Select lines where the word "text" appears.

━━━ RAW RECORDS

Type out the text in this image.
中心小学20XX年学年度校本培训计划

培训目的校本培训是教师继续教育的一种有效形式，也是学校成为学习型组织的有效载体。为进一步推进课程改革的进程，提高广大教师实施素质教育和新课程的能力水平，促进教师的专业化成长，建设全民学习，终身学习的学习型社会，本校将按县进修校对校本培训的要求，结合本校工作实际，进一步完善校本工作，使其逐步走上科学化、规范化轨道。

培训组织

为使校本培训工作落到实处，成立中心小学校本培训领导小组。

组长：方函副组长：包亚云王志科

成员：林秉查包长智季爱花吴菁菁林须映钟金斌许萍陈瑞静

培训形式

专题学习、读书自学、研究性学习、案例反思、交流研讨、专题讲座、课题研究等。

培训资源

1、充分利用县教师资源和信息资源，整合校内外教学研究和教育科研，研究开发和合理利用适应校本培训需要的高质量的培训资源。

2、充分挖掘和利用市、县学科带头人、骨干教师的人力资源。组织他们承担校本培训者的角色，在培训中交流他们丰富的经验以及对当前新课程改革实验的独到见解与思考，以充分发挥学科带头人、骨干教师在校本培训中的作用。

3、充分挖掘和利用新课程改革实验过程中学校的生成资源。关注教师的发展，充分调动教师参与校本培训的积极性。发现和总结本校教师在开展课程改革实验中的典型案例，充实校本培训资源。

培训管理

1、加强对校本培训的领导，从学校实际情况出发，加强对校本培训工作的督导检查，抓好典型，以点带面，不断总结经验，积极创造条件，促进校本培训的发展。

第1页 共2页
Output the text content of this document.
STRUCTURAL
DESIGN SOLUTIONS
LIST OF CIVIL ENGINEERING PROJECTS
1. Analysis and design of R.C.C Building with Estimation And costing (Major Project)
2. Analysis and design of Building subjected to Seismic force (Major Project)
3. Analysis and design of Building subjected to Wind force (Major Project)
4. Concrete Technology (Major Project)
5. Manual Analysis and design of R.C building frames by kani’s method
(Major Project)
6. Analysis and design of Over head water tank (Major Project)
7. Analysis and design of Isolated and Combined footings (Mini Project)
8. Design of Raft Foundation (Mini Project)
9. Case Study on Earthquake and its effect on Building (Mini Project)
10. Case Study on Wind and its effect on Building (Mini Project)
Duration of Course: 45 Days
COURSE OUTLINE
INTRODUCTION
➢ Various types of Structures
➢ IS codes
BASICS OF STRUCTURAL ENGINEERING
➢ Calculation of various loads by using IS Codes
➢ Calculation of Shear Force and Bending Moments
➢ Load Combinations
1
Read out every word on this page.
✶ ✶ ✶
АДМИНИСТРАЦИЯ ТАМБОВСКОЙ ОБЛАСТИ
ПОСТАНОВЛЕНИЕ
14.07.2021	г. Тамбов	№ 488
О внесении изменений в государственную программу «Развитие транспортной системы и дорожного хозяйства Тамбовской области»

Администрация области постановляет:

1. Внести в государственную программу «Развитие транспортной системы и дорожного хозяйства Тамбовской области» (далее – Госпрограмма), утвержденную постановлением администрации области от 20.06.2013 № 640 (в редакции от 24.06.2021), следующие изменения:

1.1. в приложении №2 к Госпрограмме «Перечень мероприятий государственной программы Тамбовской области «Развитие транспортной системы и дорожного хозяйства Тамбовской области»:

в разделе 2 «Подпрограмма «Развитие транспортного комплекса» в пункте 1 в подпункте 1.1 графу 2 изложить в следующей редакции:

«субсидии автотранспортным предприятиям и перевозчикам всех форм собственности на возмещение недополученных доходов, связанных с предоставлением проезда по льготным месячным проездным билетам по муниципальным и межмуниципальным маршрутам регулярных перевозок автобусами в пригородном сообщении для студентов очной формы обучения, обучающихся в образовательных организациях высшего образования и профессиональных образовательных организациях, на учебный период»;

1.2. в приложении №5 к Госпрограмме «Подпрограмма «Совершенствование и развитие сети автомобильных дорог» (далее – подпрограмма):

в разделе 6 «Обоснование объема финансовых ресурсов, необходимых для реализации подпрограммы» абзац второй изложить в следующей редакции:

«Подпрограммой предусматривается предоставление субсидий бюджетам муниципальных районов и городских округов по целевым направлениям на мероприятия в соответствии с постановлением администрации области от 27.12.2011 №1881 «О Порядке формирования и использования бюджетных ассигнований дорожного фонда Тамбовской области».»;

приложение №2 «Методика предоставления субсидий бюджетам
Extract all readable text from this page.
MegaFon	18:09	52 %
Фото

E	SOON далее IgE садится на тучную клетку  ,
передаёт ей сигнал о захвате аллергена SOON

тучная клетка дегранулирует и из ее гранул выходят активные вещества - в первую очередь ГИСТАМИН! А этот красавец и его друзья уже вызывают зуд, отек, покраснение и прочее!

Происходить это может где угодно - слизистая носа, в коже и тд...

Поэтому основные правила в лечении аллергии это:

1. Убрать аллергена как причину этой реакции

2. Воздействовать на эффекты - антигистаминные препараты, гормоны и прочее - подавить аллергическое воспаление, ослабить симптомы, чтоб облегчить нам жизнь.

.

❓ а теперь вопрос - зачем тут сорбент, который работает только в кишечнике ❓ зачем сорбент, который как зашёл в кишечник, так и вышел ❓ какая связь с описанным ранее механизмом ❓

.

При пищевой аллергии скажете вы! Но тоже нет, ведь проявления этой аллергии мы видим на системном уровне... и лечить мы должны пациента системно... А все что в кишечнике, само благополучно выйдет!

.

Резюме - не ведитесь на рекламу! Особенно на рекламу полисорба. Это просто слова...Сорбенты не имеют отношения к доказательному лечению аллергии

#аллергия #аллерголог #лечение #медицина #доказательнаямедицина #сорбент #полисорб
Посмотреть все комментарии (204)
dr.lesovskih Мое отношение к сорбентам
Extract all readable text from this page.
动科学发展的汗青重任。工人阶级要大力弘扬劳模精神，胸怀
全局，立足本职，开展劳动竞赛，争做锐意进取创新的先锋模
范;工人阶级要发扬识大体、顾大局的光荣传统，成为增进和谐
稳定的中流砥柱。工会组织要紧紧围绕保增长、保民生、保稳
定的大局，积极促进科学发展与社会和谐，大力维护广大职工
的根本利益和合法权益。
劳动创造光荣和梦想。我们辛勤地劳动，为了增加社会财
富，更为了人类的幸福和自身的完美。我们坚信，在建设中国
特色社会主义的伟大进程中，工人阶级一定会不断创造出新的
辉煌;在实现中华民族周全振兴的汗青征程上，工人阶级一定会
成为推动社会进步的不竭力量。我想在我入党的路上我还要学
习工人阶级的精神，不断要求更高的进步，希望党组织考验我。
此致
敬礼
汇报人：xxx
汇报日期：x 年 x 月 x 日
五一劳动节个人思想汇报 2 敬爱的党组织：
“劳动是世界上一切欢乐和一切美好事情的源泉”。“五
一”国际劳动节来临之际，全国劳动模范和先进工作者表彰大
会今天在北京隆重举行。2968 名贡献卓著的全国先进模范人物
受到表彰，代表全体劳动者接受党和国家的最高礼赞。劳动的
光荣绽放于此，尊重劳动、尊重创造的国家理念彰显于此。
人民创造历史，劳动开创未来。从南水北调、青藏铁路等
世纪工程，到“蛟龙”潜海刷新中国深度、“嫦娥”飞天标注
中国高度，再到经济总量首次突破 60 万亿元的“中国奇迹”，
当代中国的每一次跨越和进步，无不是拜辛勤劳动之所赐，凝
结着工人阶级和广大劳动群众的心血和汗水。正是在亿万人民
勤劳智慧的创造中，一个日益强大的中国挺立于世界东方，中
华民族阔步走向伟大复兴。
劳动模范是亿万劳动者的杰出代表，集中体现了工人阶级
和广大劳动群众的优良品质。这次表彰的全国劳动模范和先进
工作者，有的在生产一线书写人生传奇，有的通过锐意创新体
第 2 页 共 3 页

━━━━━━

THE SOLUTION:
Type out the text in this image.
Output the text content of this document.
Extract all readable text from this page.
Extract all readable text from this page.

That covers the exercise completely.